**RECORDS PROVIDED**:
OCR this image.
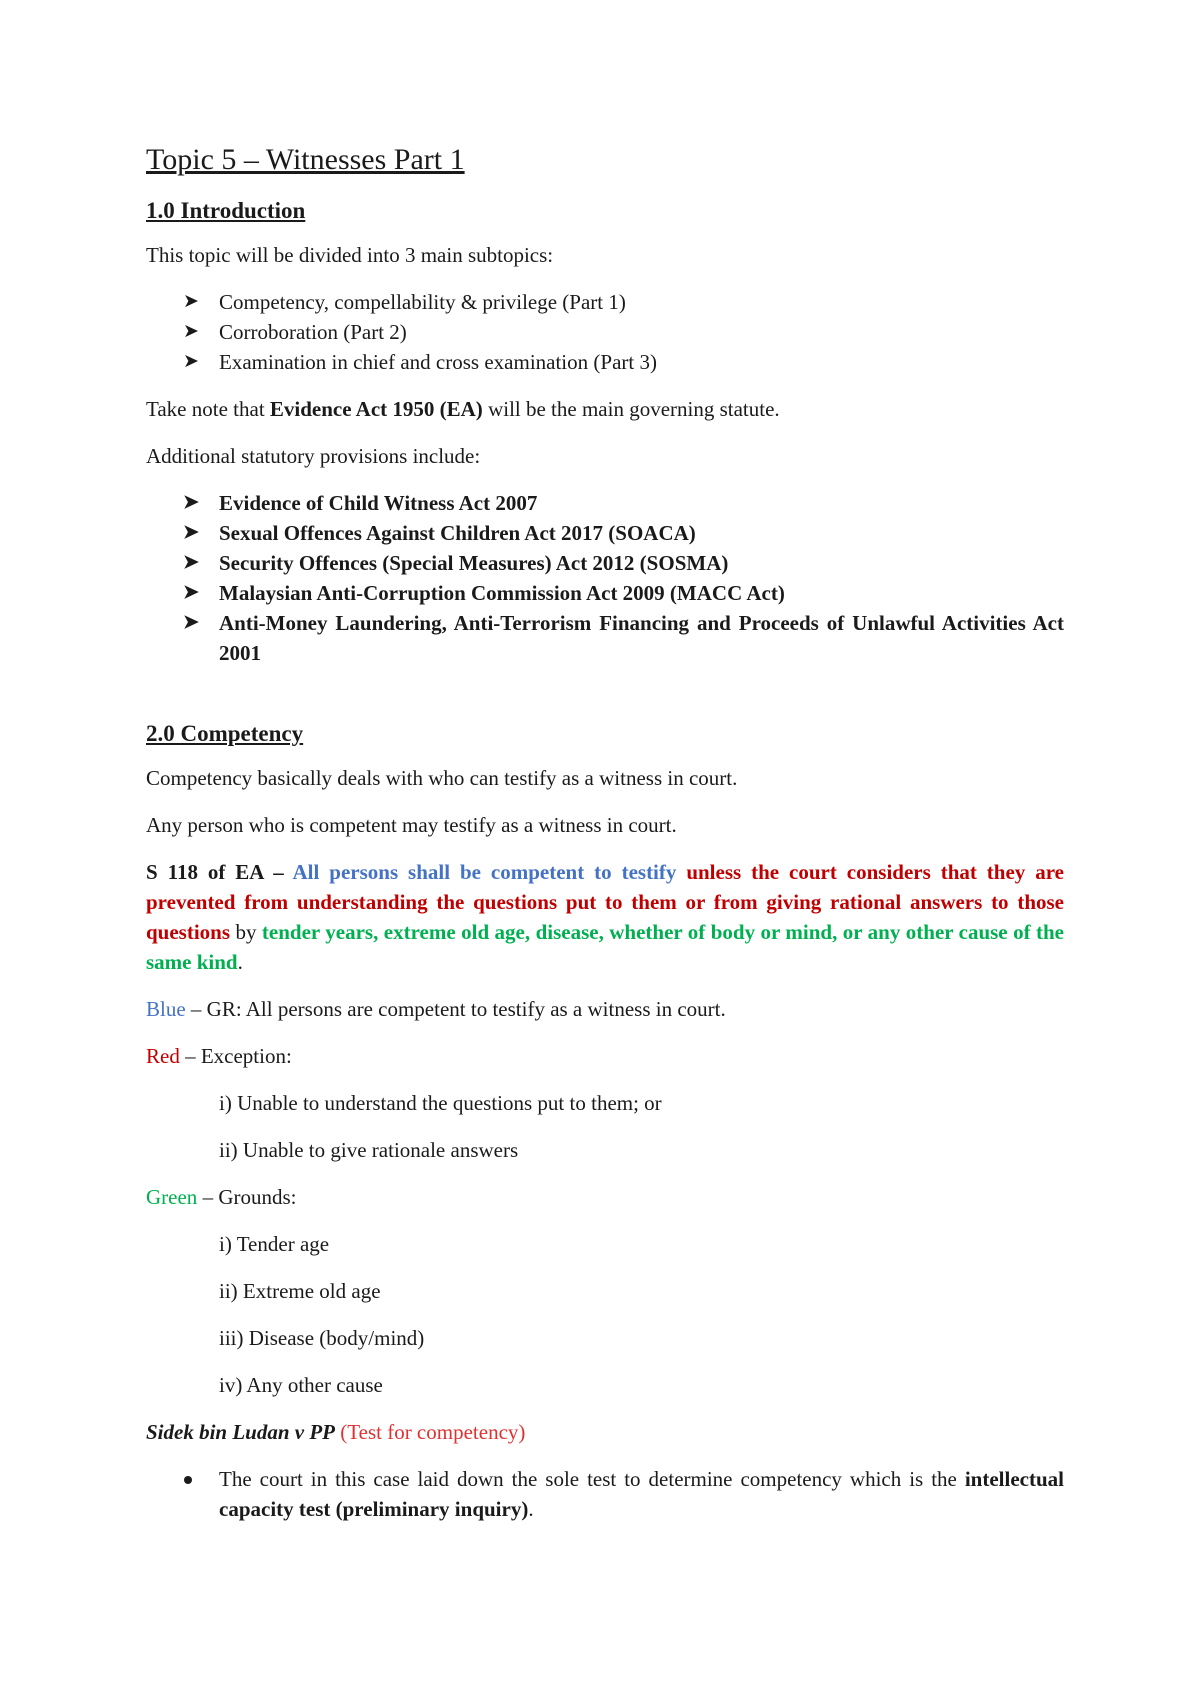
Topic 5 – Witnesses Part 1
1.0 Introduction

This topic will be divided into 3 main subtopics:

➤ Competency, compellability & privilege (Part 1)
➤ Corroboration (Part 2)
➤ Examination in chief and cross examination (Part 3)

Take note that Evidence Act 1950 (EA) will be the main governing statute.

Additional statutory provisions include:

➤ Evidence of Child Witness Act 2007
➤ Sexual Offences Against Children Act 2017 (SOACA)
➤ Security Offences (Special Measures) Act 2012 (SOSMA)
➤ Malaysian Anti-Corruption Commission Act 2009 (MACC Act)
➤ Anti-Money Laundering, Anti-Terrorism Financing and Proceeds of Unlawful Activities Act 2001
2.0 Competency

Competency basically deals with who can testify as a witness in court.

Any person who is competent may testify as a witness in court.

S 118 of EA – All persons shall be competent to testify unless the court considers that they are prevented from understanding the questions put to them or from giving rational answers to those questions by tender years, extreme old age, disease, whether of body or mind, or any other cause of the same kind.

Blue – GR: All persons are competent to testify as a witness in court.

Red – Exception:

i) Unable to understand the questions put to them; or

ii) Unable to give rationale answers

Green – Grounds:

i) Tender age

ii) Extreme old age

iii) Disease (body/mind)

iv) Any other cause

Sidek bin Ludan v PP (Test for competency)

The court in this case laid down the sole test to determine competency which is the intellectual capacity test (preliminary inquiry).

**WHAT IS EXPECTED**: Copy out all of the material exactly as written, without its pictures.

**RESULT FOR THIS EXERCISE**:
OCR this image.
Topic 5 – Witnesses Part 1
1.0 Introduction

This topic will be divided into 3 main subtopics:

➤ Competency, compellability & privilege (Part 1)
➤ Corroboration (Part 2)
➤ Examination in chief and cross examination (Part 3)

Take note that Evidence Act 1950 (EA) will be the main governing statute.

Additional statutory provisions include:

➤ Evidence of Child Witness Act 2007
➤ Sexual Offences Against Children Act 2017 (SOACA)
➤ Security Offences (Special Measures) Act 2012 (SOSMA)
➤ Malaysian Anti-Corruption Commission Act 2009 (MACC Act)
➤ Anti-Money Laundering, Anti-Terrorism Financing and Proceeds of Unlawful Activities Act 2001
2.0 Competency

Competency basically deals with who can testify as a witness in court.

Any person who is competent may testify as a witness in court.

S 118 of EA – All persons shall be competent to testify unless the court considers that they are prevented from understanding the questions put to them or from giving rational answers to those questions by tender years, extreme old age, disease, whether of body or mind, or any other cause of the same kind.

Blue – GR: All persons are competent to testify as a witness in court.

Red – Exception:

i) Unable to understand the questions put to them; or

ii) Unable to give rationale answers

Green – Grounds:

i) Tender age

ii) Extreme old age

iii) Disease (body/mind)

iv) Any other cause

Sidek bin Ludan v PP (Test for competency)

The court in this case laid down the sole test to determine competency which is the intellectual capacity test (preliminary inquiry).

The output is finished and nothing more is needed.